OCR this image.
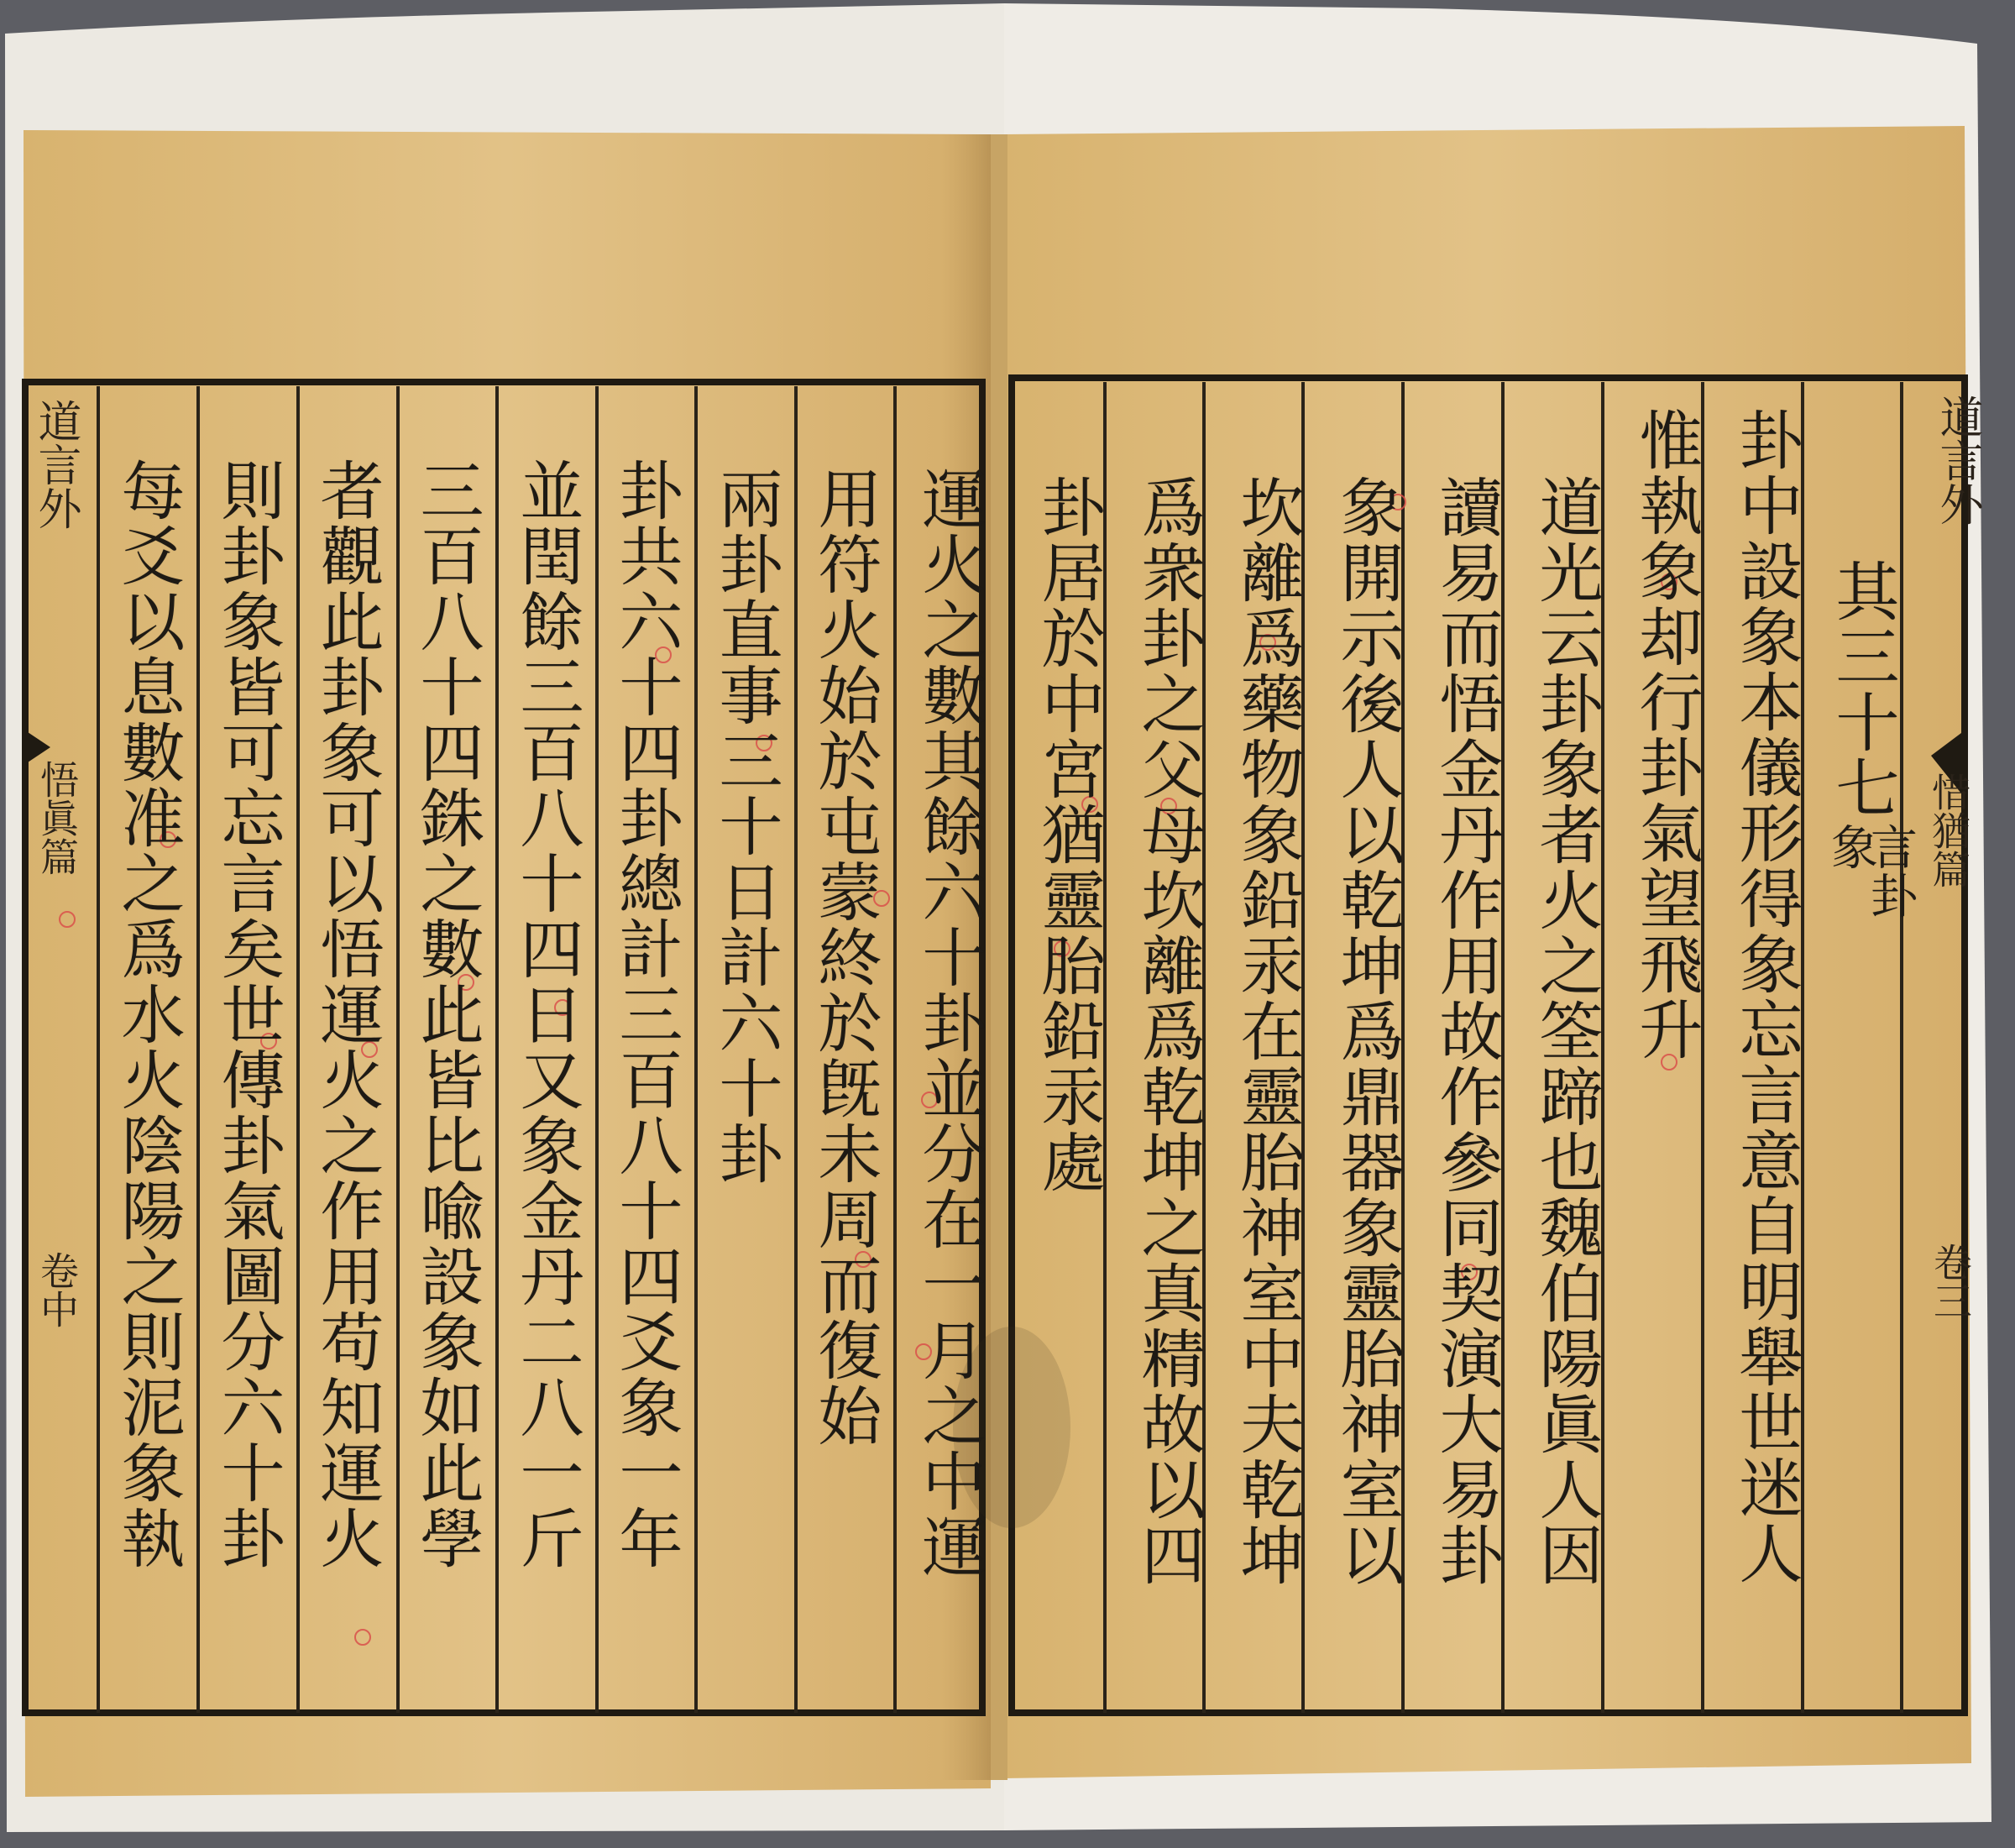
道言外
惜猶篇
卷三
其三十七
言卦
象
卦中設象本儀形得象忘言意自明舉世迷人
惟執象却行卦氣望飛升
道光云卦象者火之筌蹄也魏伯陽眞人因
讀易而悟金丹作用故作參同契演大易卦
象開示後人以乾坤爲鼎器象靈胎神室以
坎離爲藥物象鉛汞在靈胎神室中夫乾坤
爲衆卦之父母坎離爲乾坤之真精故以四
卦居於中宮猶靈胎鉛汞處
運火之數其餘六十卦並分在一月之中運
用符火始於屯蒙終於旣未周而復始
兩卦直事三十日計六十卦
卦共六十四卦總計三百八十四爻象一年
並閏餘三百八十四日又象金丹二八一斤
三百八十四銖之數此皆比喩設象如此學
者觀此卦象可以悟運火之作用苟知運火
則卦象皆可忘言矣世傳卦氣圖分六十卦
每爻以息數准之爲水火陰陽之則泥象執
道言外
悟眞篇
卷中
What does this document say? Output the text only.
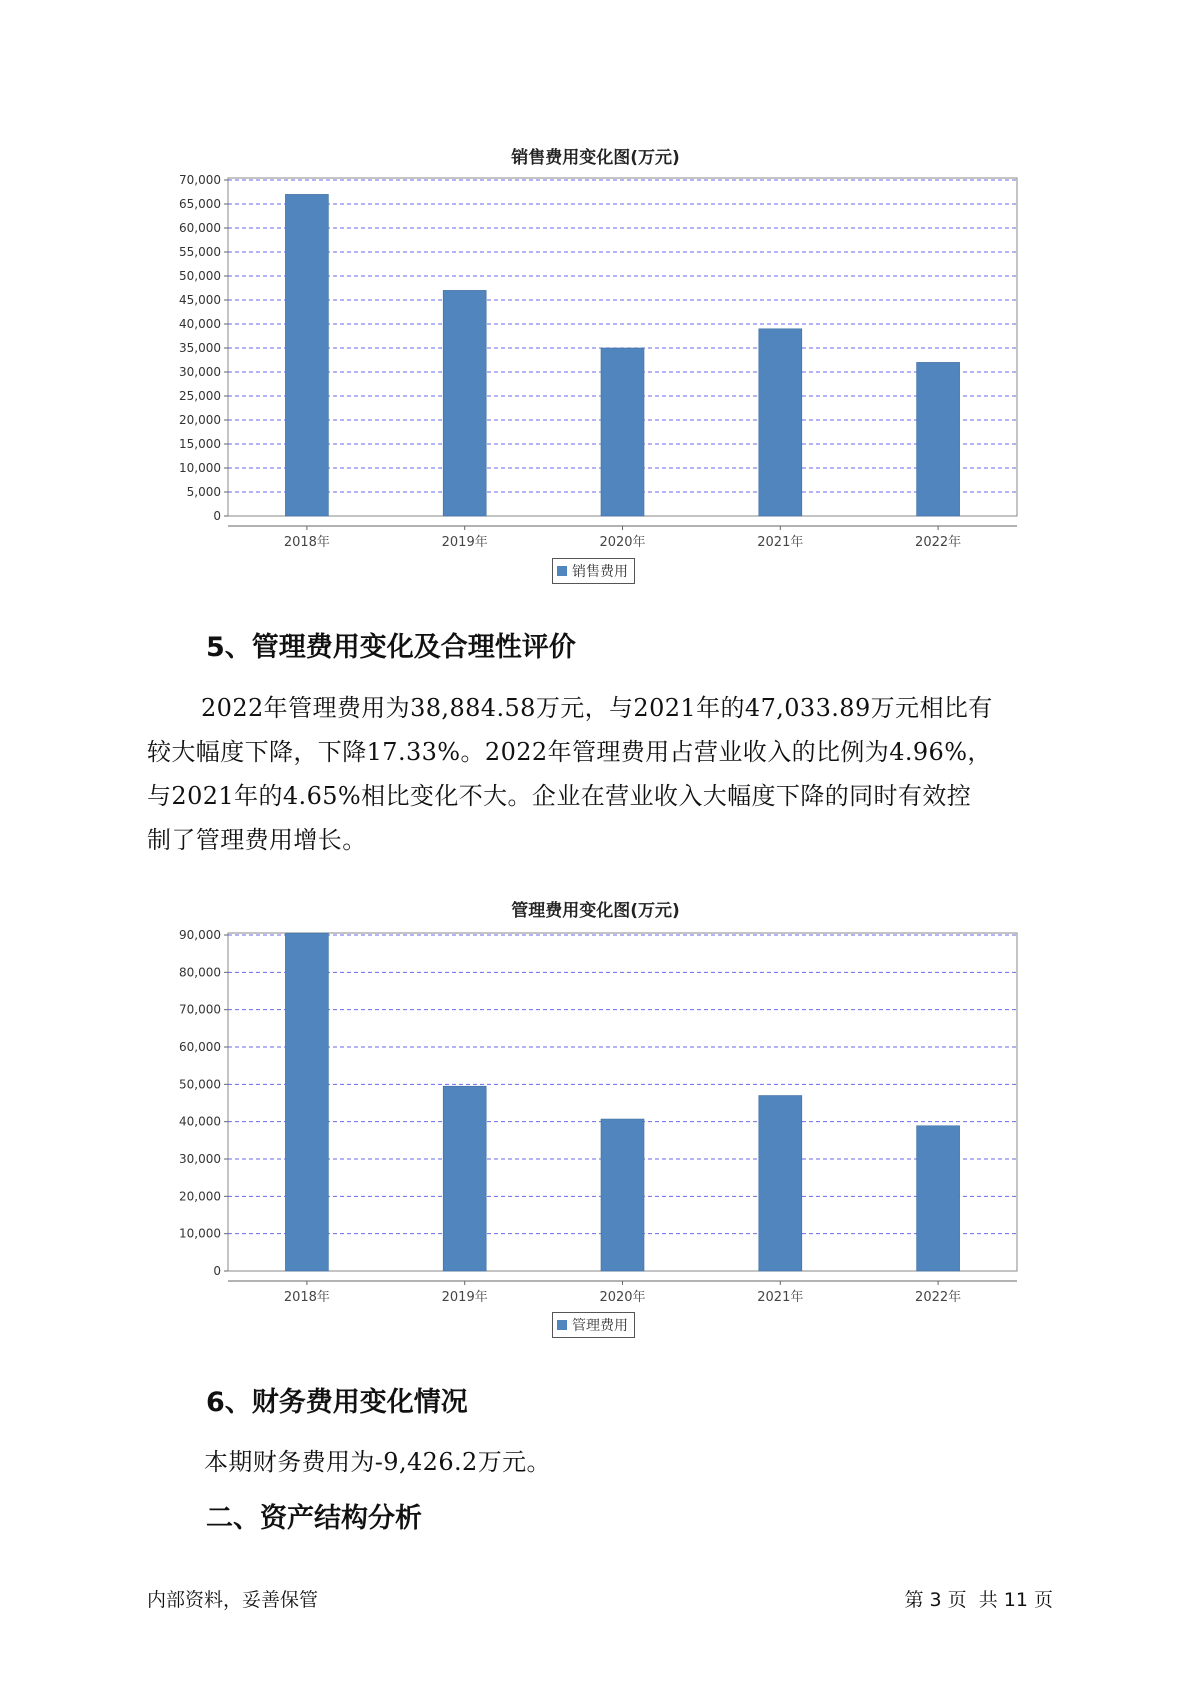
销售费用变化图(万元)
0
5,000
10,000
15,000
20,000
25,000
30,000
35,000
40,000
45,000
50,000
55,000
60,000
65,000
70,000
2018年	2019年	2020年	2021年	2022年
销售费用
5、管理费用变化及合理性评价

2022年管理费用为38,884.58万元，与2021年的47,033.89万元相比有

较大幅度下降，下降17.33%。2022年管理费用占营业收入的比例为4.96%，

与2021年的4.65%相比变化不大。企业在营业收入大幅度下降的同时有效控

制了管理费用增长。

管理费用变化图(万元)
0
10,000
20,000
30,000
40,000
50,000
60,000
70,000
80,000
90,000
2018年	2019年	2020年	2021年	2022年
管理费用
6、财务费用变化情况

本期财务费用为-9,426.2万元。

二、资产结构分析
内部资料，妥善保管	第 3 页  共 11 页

**GIVEN TASK:**
Pictures in the data above should not be copied; transcribe everything else exactly.

**SOLUTION TO THE PROBLEM:**
OCR this image.
道言外
惜猶篇
卷三
其三十七
言卦
象
卦中設象本儀形得象忘言意自明舉世迷人
惟執象却行卦氣望飛升
道光云卦象者火之筌蹄也魏伯陽眞人因
讀易而悟金丹作用故作參同契演大易卦
象開示後人以乾坤爲鼎器象靈胎神室以
坎離爲藥物象鉛汞在靈胎神室中夫乾坤
爲衆卦之父母坎離爲乾坤之真精故以四
卦居於中宮猶靈胎鉛汞處
運火之數其餘六十卦並分在一月之中運
用符火始於屯蒙終於旣未周而復始
兩卦直事三十日計六十卦
卦共六十四卦總計三百八十四爻象一年
並閏餘三百八十四日又象金丹二八一斤
三百八十四銖之數此皆比喩設象如此學
者觀此卦象可以悟運火之作用苟知運火
則卦象皆可忘言矣世傳卦氣圖分六十卦
每爻以息數准之爲水火陰陽之則泥象執
道言外
悟眞篇
卷中
What does this document say? Output the text only.
销售费用变化图(万元)
0
5,000
10,000
15,000
20,000
25,000
30,000
35,000
40,000
45,000
50,000
55,000
60,000
65,000
70,000
2018年	2019年	2020年	2021年	2022年
销售费用
5、管理费用变化及合理性评价

2022年管理费用为38,884.58万元，与2021年的47,033.89万元相比有

较大幅度下降，下降17.33%。2022年管理费用占营业收入的比例为4.96%，

与2021年的4.65%相比变化不大。企业在营业收入大幅度下降的同时有效控

制了管理费用增长。

管理费用变化图(万元)
0
10,000
20,000
30,000
40,000
50,000
60,000
70,000
80,000
90,000
2018年	2019年	2020年	2021年	2022年
管理费用
6、财务费用变化情况

本期财务费用为-9,426.2万元。

二、资产结构分析
内部资料，妥善保管	第 3 页  共 11 页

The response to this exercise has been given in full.